## Given task
Locate each line holding the string "text" and copy it.

---*---

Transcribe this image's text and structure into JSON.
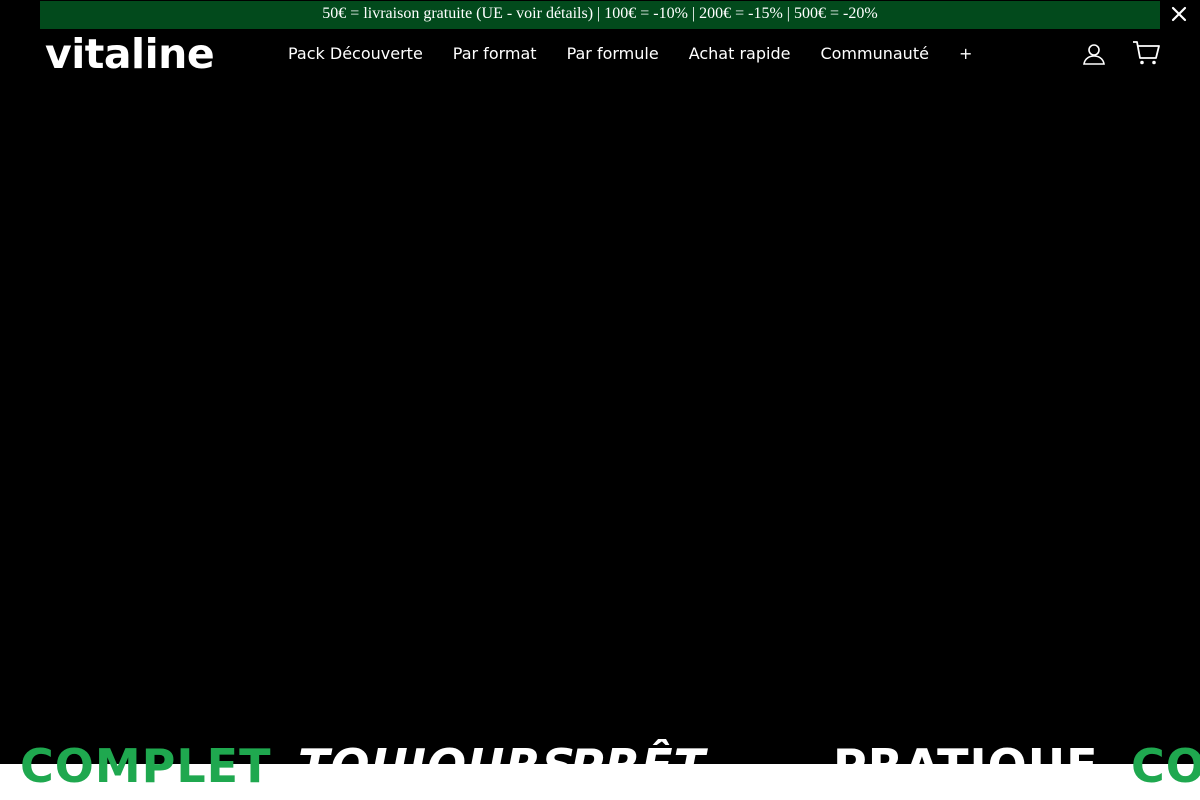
{
  "announcement": {
    "text": "50€ = livraison gratuite (UE - voir détails) | 100€ = -10% | 200€ = -15% | 500€ = -20%",
    "close_icon": "close-icon",
    "bar_color": "#024a1c"
  },
  "header": {
    "logo": "vitaline",
    "nav": [
      {
        "label": "Pack Découverte"
      },
      {
        "label": "Par format"
      },
      {
        "label": "Par formule"
      },
      {
        "label": "Achat rapide"
      },
      {
        "label": "Communauté"
      },
      {
        "label": "+"
      }
    ],
    "account_icon": "user-icon",
    "cart_icon": "cart-icon"
  },
  "hero": {
    "background": "#000000",
    "marquee": [
      {
        "text": "COMPLET",
        "color": "#1fa84f",
        "style": "normal"
      },
      {
        "text": "TOUJOURS",
        "color": "#ffffff",
        "style": "italic"
      },
      {
        "text": "PRÊT.",
        "color": "#ffffff",
        "style": "italic"
      },
      {
        "text": "PRATIQUE",
        "color": "#ffffff",
        "style": "normal"
      },
      {
        "text": "COMPLET",
        "color": "#1fa84f",
        "style": "normal"
      }
    ]
  }
}
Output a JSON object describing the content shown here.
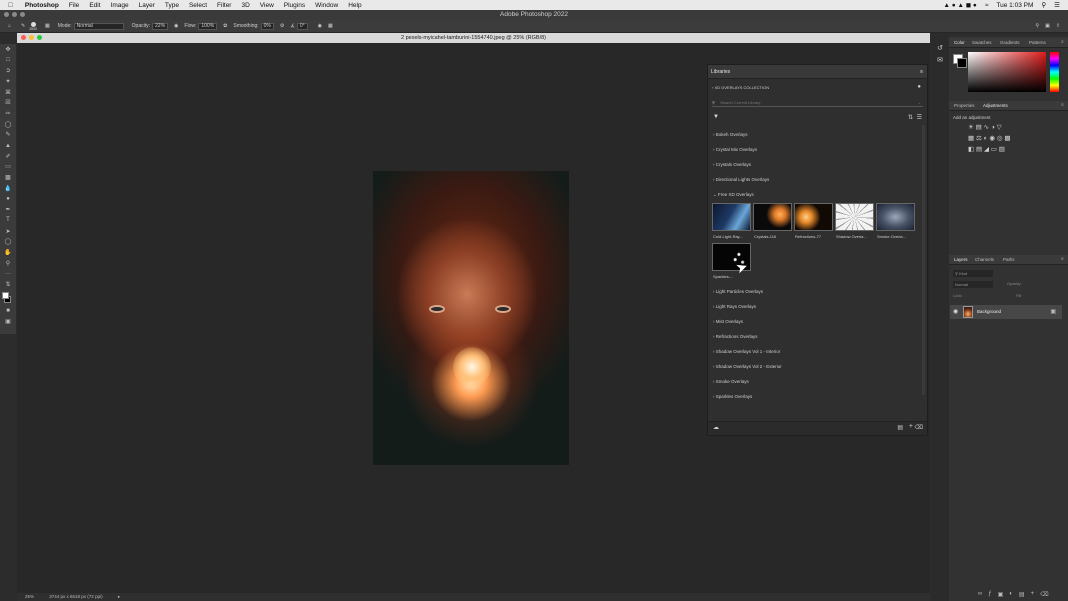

---*---

## Complete answer
Transcribe this image's text and structure into JSON.
    "text": "50€ = livraison gratuite (UE - voir détails) | 100€ = -10% | 200€ = -15% | 500€ = -20%",
        "text": "COMPLET",
        "text": "TOUJOURS",
        "text": "PRÊT.",
        "text": "PRATIQUE",
        "text": "COMPLET",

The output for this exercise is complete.